Goal: Write out every entry exactly as it appears.

Data excerpts:

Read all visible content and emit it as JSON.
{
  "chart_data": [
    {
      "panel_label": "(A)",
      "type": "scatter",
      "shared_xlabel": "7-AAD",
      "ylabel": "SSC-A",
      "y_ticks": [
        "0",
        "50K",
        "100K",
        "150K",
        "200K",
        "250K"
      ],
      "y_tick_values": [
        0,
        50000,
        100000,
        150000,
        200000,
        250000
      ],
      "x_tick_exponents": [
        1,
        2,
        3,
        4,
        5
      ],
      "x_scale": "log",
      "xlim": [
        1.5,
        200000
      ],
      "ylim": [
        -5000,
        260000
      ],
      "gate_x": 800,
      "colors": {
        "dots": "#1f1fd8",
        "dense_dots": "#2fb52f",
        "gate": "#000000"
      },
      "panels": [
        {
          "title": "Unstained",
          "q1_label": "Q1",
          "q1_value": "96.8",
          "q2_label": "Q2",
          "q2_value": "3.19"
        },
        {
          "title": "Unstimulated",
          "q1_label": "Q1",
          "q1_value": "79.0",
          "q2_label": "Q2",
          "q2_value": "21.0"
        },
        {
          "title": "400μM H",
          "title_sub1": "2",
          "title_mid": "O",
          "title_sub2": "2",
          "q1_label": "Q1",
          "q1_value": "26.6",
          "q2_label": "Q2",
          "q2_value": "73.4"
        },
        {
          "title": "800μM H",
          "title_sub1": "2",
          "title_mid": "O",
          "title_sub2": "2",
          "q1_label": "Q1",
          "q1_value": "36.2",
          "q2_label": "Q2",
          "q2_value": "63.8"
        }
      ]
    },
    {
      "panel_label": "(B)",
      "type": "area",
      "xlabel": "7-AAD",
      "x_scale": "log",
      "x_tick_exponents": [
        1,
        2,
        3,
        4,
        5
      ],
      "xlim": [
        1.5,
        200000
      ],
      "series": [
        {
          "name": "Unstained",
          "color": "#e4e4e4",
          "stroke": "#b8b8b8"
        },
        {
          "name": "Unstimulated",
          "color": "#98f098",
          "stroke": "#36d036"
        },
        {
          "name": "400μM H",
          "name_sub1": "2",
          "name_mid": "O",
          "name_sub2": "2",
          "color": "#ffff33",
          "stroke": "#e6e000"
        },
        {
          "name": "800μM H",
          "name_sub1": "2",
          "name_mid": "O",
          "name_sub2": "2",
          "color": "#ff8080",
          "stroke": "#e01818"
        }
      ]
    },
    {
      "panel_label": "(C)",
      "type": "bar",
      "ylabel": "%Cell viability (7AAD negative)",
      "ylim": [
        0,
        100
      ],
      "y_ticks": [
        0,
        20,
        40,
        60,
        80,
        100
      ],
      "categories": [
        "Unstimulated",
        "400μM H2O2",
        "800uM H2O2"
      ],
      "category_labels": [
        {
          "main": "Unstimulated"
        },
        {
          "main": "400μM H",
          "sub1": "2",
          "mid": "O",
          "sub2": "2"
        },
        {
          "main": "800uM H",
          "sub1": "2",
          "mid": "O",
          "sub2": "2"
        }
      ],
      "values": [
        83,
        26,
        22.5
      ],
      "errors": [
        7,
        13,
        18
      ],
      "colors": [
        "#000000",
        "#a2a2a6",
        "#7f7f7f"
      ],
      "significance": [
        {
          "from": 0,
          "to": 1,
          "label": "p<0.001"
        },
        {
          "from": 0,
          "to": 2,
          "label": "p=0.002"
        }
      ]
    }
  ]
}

Correct response:
Read all visible content and emit it as JSON.
{
  "chart_data": [
    {
      "panel_label": "(A)",
      "type": "scatter",
      "shared_xlabel": "7-AAD",
      "ylabel": "SSC-A",
      "y_ticks": [
        "0",
        "50K",
        "100K",
        "150K",
        "200K",
        "250K"
      ],
      "y_tick_values": [
        0,
        50000,
        100000,
        150000,
        200000,
        250000
      ],
      "x_tick_exponents": [
        1,
        2,
        3,
        4,
        5
      ],
      "x_scale": "log",
      "xlim": [
        1.5,
        200000
      ],
      "ylim": [
        -5000,
        260000
      ],
      "gate_x": 800,
      "colors": {
        "dots": "#1f1fd8",
        "dense_dots": "#2fb52f",
        "gate": "#000000"
      },
      "panels": [
        {
          "title": "Unstained",
          "q1_label": "Q1",
          "q1_value": "96.8",
          "q2_label": "Q2",
          "q2_value": "3.19"
        },
        {
          "title": "Unstimulated",
          "q1_label": "Q1",
          "q1_value": "79.0",
          "q2_label": "Q2",
          "q2_value": "21.0"
        },
        {
          "title": "400μM H",
          "title_sub1": "2",
          "title_mid": "O",
          "title_sub2": "2",
          "q1_label": "Q1",
          "q1_value": "26.6",
          "q2_label": "Q2",
          "q2_value": "73.4"
        },
        {
          "title": "800μM H",
          "title_sub1": "2",
          "title_mid": "O",
          "title_sub2": "2",
          "q1_label": "Q1",
          "q1_value": "36.2",
          "q2_label": "Q2",
          "q2_value": "63.8"
        }
      ]
    },
    {
      "panel_label": "(B)",
      "type": "area",
      "xlabel": "7-AAD",
      "x_scale": "log",
      "x_tick_exponents": [
        1,
        2,
        3,
        4,
        5
      ],
      "xlim": [
        1.5,
        200000
      ],
      "series": [
        {
          "name": "Unstained",
          "color": "#e4e4e4",
          "stroke": "#b8b8b8"
        },
        {
          "name": "Unstimulated",
          "color": "#98f098",
          "stroke": "#36d036"
        },
        {
          "name": "400μM H",
          "name_sub1": "2",
          "name_mid": "O",
          "name_sub2": "2",
          "color": "#ffff33",
          "stroke": "#e6e000"
        },
        {
          "name": "800μM H",
          "name_sub1": "2",
          "name_mid": "O",
          "name_sub2": "2",
          "color": "#ff8080",
          "stroke": "#e01818"
        }
      ]
    },
    {
      "panel_label": "(C)",
      "type": "bar",
      "ylabel": "%Cell viability (7AAD negative)",
      "ylim": [
        0,
        100
      ],
      "y_ticks": [
        0,
        20,
        40,
        60,
        80,
        100
      ],
      "categories": [
        "Unstimulated",
        "400μM H2O2",
        "800uM H2O2"
      ],
      "category_labels": [
        {
          "main": "Unstimulated"
        },
        {
          "main": "400μM H",
          "sub1": "2",
          "mid": "O",
          "sub2": "2"
        },
        {
          "main": "800uM H",
          "sub1": "2",
          "mid": "O",
          "sub2": "2"
        }
      ],
      "values": [
        83,
        26,
        22.5
      ],
      "errors": [
        7,
        13,
        18
      ],
      "colors": [
        "#000000",
        "#a2a2a6",
        "#7f7f7f"
      ],
      "significance": [
        {
          "from": 0,
          "to": 1,
          "label": "p<0.001"
        },
        {
          "from": 0,
          "to": 2,
          "label": "p=0.002"
        }
      ]
    }
  ]
}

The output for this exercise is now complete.